## PROBLEM TO SOLVE
Continue the blog post on building a Lisp with MAL, starting after its last sentence.

MAL Make a Lisp Part 1 Read and Print

Lets keep Lisping!

HI! Hello! Welcome back! If you haven’t read the first part of my journey through making a Lisp using the MAL learning tool then it might make sense for you to start here at the beginning. Unoriginal place to start but the context might help. :)

Pickup where we left off

Part zero was mostly setting up the basic project structure. MAL provides a lot of pseudo end to end tests that are exercised via stdin / stdout. For me to utilise those tests I needed to set up a couple of Makefiles and build scripts.

What I have now is a very simple REPL which when given a string just returns that same string.

+ exec ./gradlew run -q --console=plain --args=step0_repl
Welcome to MAL.
user> This is fun but not super useful!
This is fun but not super useful!
user> exit
exit
Exiting.

Not ground breaking and not very Lispy yet either. Still it is a solid foundation.

## Element placement data
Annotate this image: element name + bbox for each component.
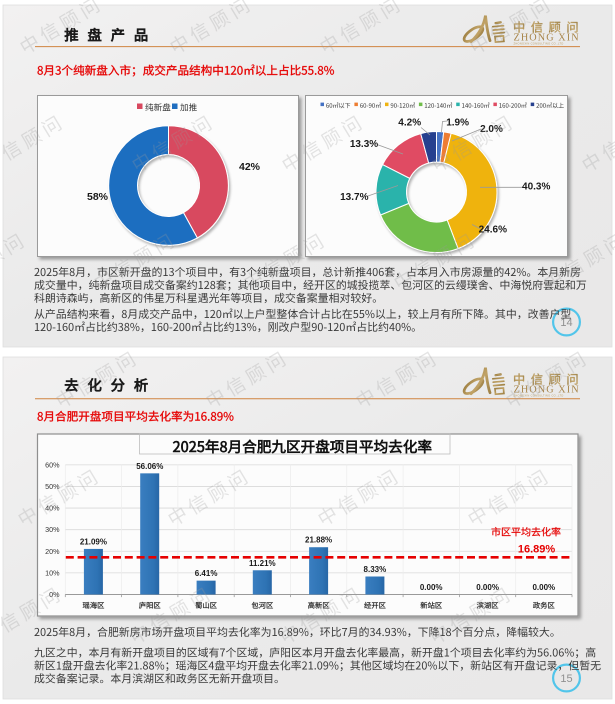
svg-text:60%: 60% (45, 460, 60, 469)
svg-text:20%: 20% (45, 547, 60, 556)
svg-text:40%: 40% (45, 504, 60, 513)
svg-text:2.0%: 2.0% (480, 124, 503, 135)
svg-text:42%: 42% (239, 161, 261, 173)
svg-text:13.3%: 13.3% (350, 139, 378, 150)
svg-text:ZHONGXIN CONSULTING CO.,LTD: ZHONGXIN CONSULTING CO.,LTD (514, 394, 564, 398)
svg-text:30%: 30% (45, 525, 60, 534)
svg-text:1.9%: 1.9% (446, 117, 469, 128)
svg-text:0.00%: 0.00% (532, 583, 555, 592)
svg-text:0.00%: 0.00% (476, 583, 499, 592)
svg-text:16.89%: 16.89% (518, 544, 556, 556)
svg-text:24.6%: 24.6% (479, 225, 507, 236)
svg-text:50%: 50% (45, 482, 60, 491)
svg-text:15: 15 (560, 673, 572, 685)
svg-text:13.7%: 13.7% (340, 192, 368, 203)
svg-text:14: 14 (560, 317, 572, 329)
svg-text:6.41%: 6.41% (195, 569, 218, 578)
svg-text:56.06%: 56.06% (136, 462, 163, 471)
svg-text:0%: 0% (49, 590, 60, 599)
svg-text:4.2%: 4.2% (398, 118, 421, 129)
svg-text:ZHONG XIN: ZHONG XIN (514, 32, 580, 43)
svg-text:0.00%: 0.00% (420, 583, 443, 592)
svg-text:40.3%: 40.3% (522, 182, 550, 193)
svg-text:58%: 58% (87, 191, 109, 203)
svg-text:21.09%: 21.09% (80, 537, 107, 546)
svg-text:10%: 10% (45, 568, 60, 577)
svg-text:11.21%: 11.21% (249, 559, 276, 568)
svg-text:21.88%: 21.88% (305, 536, 332, 545)
svg-text:ZHONGXIN CONSULTING CO.,LTD: ZHONGXIN CONSULTING CO.,LTD (514, 41, 564, 45)
svg-text:ZHONG XIN: ZHONG XIN (514, 385, 580, 396)
svg-text:8.33%: 8.33% (364, 565, 387, 574)
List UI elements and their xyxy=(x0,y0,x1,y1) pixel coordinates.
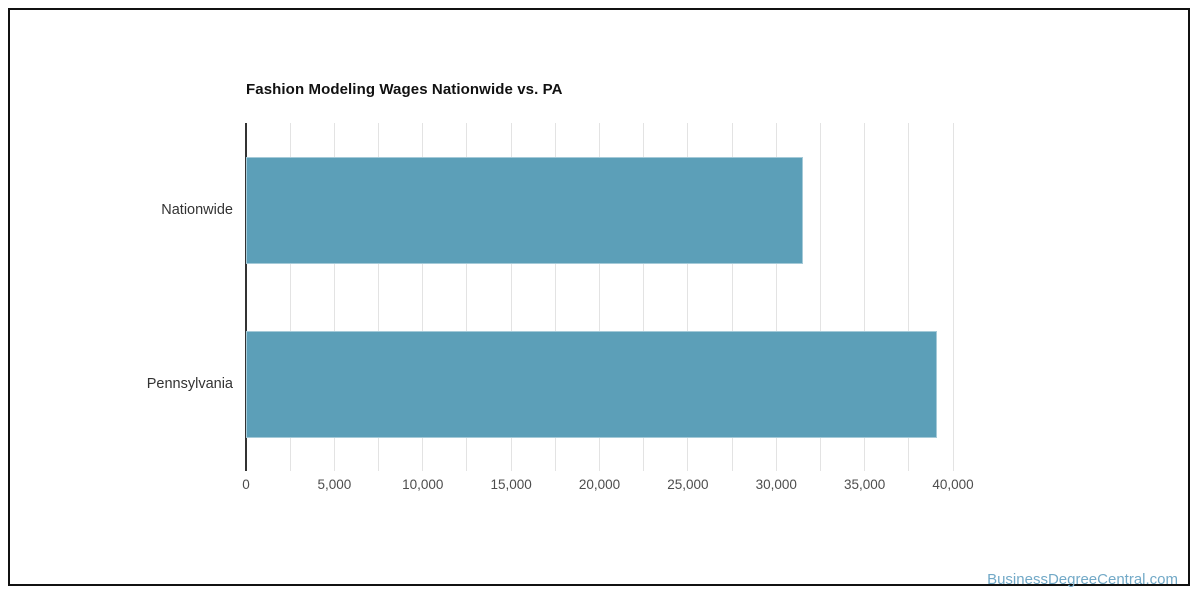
gridline xyxy=(378,123,380,471)
watermark-link[interactable]: BusinessDegreeCentral.com xyxy=(987,571,1178,588)
gridline xyxy=(864,123,866,471)
gridline xyxy=(952,123,954,471)
x-tick-label: 25,000 xyxy=(667,477,709,492)
gridline xyxy=(775,123,777,471)
gridline xyxy=(599,123,600,471)
gridline xyxy=(289,123,291,471)
plot-area xyxy=(245,123,954,471)
gridline xyxy=(333,123,335,471)
gridline xyxy=(510,123,512,471)
gridline xyxy=(731,123,733,471)
x-tick-label: 0 xyxy=(242,477,250,492)
x-tick-label: 15,000 xyxy=(490,477,532,492)
x-tick-label: 20,000 xyxy=(578,477,621,492)
bar-nationwide xyxy=(246,156,803,264)
chart-title: Fashion Modeling Wages Nationwide vs. PA xyxy=(246,81,563,98)
gridline xyxy=(422,123,424,471)
x-tick-label: 35,000 xyxy=(843,477,886,492)
category-label-pennsylvania: Pennsylvania xyxy=(146,376,233,392)
x-tick-label: 10,000 xyxy=(402,477,444,492)
x-tick-label: 5,000 xyxy=(317,477,352,492)
x-tick-label: 30,000 xyxy=(755,477,797,492)
bar-pennsylvania xyxy=(246,330,938,438)
gridline xyxy=(908,123,910,471)
gridline xyxy=(554,123,556,471)
gridline xyxy=(819,123,821,471)
x-tick-label: 40,000 xyxy=(932,477,974,492)
gridline xyxy=(643,123,645,471)
gridline xyxy=(687,123,689,471)
gridline xyxy=(466,123,468,471)
category-label-nationwide: Nationwide xyxy=(161,202,233,218)
zero-axis-line xyxy=(245,123,247,471)
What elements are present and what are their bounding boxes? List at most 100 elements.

## TASK OUTPUT
Mal Step 1 read and print

My mission for this stage is as follows: From the MAL step one instructions “In this step, your interpreter will “read” the string from the user and parse it into an internal tree data structure (an abstract syntax tree) and then take that data structure and “print” it back to a string.”

Part 1 can be broken down into two major steps, Lexing and parsing. Lexing is a process where a given input is broken down into a series of individual symbols, for example + 123 234 would be transformed into three tokens, +, 123 and 234. Parsing is the process of taking that series of tokens and assembling them into an Abstract Syntax Tree according to the rules of the language.

Neat! This is going to be fun! Lisps are super easy to parse because when you code in Lisp you basically write the abstract syntax tree directly as code. When you open a parenthesis in a Lisp that is the start of a list which corresponds to a node on the AST.

(+ 1 2 (* 2 4))

Would be passed into:

AST Image

This tree will then be evaluated from bottom to top, but that is for a later task.

Let’s get Lexing!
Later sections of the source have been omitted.